'''

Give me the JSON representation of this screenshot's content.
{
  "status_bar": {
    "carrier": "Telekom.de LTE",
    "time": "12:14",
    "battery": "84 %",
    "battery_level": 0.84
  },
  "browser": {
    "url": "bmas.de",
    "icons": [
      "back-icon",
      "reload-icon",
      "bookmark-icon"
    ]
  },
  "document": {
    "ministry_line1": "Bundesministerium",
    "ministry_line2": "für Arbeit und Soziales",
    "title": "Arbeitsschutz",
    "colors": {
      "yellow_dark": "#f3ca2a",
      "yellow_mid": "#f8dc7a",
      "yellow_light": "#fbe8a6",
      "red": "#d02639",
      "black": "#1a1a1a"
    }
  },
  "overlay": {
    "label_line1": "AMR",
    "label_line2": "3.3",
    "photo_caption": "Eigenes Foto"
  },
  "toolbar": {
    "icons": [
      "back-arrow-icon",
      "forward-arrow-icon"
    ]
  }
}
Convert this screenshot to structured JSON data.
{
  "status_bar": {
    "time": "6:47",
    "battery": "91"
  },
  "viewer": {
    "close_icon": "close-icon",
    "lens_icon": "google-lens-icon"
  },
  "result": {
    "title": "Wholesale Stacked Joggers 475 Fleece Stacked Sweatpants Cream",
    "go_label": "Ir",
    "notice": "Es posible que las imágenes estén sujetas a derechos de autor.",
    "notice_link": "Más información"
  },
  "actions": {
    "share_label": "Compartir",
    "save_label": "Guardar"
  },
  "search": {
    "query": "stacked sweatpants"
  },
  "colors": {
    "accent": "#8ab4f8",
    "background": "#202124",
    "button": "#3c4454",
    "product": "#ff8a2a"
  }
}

'''

• _Task_: In this exercise, every line of the listing is to be output exactly.

• _Answer to the problem_:
Give me the JSON representation of this screenshot's content.
{
  "status_bar": {
    "carrier": "Telekom.de LTE",
    "time": "12:14",
    "battery": "84 %",
    "battery_level": 0.84
  },
  "browser": {
    "url": "bmas.de",
    "icons": [
      "back-icon",
      "reload-icon",
      "bookmark-icon"
    ]
  },
  "document": {
    "ministry_line1": "Bundesministerium",
    "ministry_line2": "für Arbeit und Soziales",
    "title": "Arbeitsschutz",
    "colors": {
      "yellow_dark": "#f3ca2a",
      "yellow_mid": "#f8dc7a",
      "yellow_light": "#fbe8a6",
      "red": "#d02639",
      "black": "#1a1a1a"
    }
  },
  "overlay": {
    "label_line1": "AMR",
    "label_line2": "3.3",
    "photo_caption": "Eigenes Foto"
  },
  "toolbar": {
    "icons": [
      "back-arrow-icon",
      "forward-arrow-icon"
    ]
  }
}
Convert this screenshot to structured JSON data.
{
  "status_bar": {
    "time": "6:47",
    "battery": "91"
  },
  "viewer": {
    "close_icon": "close-icon",
    "lens_icon": "google-lens-icon"
  },
  "result": {
    "title": "Wholesale Stacked Joggers 475 Fleece Stacked Sweatpants Cream",
    "go_label": "Ir",
    "notice": "Es posible que las imágenes estén sujetas a derechos de autor.",
    "notice_link": "Más información"
  },
  "actions": {
    "share_label": "Compartir",
    "save_label": "Guardar"
  },
  "search": {
    "query": "stacked sweatpants"
  },
  "colors": {
    "accent": "#8ab4f8",
    "background": "#202124",
    "button": "#3c4454",
    "product": "#ff8a2a"
  }
}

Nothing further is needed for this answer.